### Directions for this task
Check each line of the listing for the string "Member", then state how many lines have it. Only the number is wanted.
═════ Exercise material
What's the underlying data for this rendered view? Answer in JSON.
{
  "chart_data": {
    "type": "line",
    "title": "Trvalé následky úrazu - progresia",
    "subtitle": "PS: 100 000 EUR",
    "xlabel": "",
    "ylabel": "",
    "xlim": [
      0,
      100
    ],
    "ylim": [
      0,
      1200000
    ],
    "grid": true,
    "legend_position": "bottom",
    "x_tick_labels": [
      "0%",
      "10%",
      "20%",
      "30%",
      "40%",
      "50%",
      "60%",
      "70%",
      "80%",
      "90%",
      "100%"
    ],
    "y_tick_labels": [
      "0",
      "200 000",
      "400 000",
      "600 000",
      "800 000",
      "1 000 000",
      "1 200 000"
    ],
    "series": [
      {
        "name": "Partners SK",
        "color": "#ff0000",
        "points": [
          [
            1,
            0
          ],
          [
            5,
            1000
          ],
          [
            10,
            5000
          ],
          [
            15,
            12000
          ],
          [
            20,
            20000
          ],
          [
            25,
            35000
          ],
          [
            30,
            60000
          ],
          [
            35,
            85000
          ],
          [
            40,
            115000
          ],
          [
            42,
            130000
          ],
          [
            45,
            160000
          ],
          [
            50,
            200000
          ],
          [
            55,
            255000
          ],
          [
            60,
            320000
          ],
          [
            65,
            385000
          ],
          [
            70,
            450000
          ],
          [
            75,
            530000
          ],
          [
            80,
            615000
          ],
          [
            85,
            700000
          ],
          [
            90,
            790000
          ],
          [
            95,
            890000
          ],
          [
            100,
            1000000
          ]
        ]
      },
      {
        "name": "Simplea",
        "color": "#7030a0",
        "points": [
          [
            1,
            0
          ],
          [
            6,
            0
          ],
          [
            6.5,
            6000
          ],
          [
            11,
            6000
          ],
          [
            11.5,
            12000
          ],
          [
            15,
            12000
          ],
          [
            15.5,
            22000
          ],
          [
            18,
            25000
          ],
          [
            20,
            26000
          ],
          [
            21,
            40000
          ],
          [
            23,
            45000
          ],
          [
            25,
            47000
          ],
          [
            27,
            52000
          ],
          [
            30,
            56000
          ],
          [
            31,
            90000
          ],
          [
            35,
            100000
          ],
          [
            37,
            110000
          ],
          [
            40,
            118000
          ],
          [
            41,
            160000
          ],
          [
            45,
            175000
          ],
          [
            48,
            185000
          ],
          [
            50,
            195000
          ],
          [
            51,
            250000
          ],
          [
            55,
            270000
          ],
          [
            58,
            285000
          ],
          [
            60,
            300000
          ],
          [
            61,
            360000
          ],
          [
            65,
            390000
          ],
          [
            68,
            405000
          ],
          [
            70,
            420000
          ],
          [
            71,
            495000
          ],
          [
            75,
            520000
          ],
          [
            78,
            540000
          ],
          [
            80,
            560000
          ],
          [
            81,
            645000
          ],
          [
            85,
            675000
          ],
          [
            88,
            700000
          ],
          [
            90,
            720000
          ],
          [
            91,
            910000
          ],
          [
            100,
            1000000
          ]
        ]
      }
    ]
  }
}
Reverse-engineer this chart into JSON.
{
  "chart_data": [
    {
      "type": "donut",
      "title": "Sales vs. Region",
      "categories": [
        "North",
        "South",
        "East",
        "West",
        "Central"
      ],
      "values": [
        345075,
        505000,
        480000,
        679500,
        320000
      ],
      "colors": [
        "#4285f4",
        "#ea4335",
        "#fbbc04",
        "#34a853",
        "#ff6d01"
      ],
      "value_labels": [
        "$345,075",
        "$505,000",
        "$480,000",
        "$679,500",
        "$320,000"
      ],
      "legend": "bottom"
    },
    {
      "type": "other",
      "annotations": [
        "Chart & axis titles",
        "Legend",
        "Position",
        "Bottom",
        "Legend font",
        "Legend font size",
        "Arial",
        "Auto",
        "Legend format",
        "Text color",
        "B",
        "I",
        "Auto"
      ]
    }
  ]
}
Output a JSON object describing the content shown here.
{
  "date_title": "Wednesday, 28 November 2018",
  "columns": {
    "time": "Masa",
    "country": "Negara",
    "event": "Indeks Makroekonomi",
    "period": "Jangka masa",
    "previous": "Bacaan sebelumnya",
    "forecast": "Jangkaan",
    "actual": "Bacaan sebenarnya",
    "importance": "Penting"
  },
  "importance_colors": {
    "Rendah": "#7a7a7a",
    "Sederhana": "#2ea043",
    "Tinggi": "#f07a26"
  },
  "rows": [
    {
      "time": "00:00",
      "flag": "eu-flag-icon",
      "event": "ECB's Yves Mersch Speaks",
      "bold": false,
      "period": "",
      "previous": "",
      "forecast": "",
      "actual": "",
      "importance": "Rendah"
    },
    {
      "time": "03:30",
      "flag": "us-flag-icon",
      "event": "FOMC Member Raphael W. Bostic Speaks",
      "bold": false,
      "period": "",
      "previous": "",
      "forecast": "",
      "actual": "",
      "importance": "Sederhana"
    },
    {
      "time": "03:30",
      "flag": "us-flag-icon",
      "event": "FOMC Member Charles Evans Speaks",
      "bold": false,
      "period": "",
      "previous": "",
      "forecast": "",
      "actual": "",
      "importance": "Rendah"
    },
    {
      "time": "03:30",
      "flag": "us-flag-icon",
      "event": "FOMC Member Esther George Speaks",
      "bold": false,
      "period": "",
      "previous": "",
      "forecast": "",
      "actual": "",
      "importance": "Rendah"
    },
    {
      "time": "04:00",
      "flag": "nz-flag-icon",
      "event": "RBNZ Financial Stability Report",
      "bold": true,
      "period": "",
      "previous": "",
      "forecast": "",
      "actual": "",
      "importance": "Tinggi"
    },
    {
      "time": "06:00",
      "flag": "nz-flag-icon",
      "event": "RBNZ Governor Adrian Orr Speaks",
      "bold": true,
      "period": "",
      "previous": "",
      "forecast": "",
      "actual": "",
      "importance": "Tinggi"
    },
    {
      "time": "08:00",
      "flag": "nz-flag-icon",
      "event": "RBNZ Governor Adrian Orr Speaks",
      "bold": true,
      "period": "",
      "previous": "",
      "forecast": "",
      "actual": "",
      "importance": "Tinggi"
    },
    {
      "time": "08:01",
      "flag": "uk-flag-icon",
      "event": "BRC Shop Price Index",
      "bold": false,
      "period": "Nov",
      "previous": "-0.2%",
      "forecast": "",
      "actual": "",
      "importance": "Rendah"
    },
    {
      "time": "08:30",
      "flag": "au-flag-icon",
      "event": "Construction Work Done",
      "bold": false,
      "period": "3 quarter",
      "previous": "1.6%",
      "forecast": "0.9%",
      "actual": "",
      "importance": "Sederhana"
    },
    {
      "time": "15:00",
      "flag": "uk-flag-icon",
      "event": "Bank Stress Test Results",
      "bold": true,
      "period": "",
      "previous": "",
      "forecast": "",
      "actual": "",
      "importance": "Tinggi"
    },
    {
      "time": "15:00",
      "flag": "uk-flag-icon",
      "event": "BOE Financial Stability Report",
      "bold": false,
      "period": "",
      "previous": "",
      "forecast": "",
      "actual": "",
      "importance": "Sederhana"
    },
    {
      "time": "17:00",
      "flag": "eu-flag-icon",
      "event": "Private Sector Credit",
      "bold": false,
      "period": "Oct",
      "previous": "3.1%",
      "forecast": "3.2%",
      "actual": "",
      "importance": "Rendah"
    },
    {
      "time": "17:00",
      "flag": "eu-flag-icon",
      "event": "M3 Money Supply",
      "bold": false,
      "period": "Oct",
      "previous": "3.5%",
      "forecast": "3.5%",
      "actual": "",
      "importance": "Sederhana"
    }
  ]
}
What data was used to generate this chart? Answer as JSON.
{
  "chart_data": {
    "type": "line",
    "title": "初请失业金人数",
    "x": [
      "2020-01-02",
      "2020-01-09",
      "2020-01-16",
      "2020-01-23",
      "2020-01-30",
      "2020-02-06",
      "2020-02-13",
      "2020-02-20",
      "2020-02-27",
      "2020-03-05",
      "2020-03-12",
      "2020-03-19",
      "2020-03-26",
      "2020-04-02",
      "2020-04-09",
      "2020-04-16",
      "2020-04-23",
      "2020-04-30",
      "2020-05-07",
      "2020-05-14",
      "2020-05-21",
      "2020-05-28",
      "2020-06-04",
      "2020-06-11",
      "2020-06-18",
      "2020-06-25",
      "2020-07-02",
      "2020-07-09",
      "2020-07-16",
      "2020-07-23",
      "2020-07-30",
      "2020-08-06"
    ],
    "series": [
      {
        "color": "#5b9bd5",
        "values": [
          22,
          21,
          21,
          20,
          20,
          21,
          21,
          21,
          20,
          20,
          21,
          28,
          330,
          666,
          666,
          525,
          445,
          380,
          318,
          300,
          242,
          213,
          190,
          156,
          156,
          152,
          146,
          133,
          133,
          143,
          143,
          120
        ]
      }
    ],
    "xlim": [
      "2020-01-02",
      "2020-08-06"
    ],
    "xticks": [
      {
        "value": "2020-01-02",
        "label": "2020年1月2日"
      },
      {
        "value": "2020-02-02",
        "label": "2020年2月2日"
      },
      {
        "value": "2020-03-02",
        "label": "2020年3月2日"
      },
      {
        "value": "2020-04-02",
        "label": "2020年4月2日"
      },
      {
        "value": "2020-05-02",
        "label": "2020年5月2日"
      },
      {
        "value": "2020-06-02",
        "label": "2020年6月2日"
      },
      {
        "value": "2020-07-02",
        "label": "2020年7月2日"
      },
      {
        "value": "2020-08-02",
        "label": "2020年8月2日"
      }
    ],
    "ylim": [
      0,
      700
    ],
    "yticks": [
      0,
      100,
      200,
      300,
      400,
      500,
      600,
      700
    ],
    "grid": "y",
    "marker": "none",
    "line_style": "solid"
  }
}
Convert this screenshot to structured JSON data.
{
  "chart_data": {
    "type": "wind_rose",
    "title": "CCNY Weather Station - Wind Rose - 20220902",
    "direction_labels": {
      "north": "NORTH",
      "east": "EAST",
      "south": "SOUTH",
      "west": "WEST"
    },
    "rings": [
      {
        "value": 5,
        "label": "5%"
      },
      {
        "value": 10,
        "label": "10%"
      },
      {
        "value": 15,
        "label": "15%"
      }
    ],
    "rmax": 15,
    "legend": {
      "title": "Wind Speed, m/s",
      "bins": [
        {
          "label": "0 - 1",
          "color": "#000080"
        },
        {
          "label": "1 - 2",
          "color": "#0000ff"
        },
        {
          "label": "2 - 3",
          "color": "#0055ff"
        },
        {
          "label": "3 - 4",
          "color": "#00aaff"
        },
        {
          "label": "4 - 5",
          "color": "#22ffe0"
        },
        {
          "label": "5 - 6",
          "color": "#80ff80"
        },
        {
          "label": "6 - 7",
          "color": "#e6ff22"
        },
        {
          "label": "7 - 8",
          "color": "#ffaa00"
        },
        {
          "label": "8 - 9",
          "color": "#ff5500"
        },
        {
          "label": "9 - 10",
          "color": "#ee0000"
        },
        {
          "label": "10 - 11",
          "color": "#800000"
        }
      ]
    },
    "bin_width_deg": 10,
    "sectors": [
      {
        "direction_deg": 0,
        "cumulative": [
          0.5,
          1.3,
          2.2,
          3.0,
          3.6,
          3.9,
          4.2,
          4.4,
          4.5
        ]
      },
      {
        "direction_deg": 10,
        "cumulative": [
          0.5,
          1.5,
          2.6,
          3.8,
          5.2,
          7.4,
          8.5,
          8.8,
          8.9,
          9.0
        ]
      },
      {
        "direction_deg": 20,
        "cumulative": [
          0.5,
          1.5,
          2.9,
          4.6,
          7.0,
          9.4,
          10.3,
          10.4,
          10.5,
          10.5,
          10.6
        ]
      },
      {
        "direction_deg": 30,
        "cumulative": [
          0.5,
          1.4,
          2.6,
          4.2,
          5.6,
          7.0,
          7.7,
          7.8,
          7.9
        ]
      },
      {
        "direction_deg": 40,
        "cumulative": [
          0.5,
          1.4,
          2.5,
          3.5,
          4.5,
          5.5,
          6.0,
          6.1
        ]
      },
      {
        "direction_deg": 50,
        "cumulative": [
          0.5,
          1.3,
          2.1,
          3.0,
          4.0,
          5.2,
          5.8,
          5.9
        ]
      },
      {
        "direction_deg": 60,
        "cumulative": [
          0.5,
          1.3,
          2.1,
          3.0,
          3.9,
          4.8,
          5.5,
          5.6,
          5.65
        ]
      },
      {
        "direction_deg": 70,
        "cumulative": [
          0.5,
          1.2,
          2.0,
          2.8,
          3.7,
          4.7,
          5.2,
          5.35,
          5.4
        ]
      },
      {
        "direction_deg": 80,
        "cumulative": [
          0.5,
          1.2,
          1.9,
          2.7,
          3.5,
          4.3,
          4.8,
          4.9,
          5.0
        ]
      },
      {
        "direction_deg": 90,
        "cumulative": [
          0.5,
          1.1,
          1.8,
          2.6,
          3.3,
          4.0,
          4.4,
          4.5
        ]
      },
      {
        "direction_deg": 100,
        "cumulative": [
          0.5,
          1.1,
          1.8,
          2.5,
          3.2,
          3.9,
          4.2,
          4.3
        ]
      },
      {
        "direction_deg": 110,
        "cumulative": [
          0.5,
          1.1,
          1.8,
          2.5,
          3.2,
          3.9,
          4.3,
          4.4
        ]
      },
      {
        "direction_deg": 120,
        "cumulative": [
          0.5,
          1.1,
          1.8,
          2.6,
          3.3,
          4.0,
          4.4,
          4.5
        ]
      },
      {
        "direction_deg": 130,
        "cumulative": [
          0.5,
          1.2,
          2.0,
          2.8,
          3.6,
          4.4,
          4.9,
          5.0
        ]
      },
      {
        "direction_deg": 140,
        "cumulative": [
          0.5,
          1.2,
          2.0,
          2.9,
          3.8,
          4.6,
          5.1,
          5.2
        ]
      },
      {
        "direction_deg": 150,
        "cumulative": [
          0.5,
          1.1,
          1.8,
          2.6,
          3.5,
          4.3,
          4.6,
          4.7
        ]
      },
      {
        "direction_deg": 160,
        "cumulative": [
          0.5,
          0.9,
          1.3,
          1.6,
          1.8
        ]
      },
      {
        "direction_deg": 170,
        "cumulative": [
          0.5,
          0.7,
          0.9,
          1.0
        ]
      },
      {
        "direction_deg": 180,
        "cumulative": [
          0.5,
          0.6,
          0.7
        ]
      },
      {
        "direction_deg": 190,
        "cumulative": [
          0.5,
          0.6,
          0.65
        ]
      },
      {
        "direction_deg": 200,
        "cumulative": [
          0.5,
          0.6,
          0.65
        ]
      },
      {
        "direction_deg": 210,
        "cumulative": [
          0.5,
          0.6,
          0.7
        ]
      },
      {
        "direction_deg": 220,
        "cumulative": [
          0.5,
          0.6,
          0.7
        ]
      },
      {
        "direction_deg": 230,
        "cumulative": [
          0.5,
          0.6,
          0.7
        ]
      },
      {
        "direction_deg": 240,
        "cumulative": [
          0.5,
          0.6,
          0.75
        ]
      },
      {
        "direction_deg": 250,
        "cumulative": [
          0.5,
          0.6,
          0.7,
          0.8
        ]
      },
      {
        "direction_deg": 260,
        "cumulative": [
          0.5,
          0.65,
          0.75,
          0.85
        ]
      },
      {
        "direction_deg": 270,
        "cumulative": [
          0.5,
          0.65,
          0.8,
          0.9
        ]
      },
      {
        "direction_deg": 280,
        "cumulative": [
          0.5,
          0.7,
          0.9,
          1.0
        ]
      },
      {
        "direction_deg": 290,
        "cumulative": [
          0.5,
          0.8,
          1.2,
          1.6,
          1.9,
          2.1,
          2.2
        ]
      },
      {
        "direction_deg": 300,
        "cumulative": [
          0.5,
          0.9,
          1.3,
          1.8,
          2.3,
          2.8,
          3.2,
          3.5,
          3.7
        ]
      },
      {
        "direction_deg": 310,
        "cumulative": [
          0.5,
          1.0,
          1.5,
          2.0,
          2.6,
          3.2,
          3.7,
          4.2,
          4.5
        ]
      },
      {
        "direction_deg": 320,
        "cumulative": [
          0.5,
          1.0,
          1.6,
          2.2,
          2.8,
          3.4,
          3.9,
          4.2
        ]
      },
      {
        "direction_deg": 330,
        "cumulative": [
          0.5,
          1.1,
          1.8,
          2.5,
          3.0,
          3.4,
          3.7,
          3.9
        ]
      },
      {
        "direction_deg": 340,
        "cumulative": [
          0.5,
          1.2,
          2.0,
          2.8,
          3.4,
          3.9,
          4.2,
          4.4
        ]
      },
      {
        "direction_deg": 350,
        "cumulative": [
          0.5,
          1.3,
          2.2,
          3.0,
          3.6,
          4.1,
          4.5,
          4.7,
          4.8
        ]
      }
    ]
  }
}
══════════
### Result of the task
3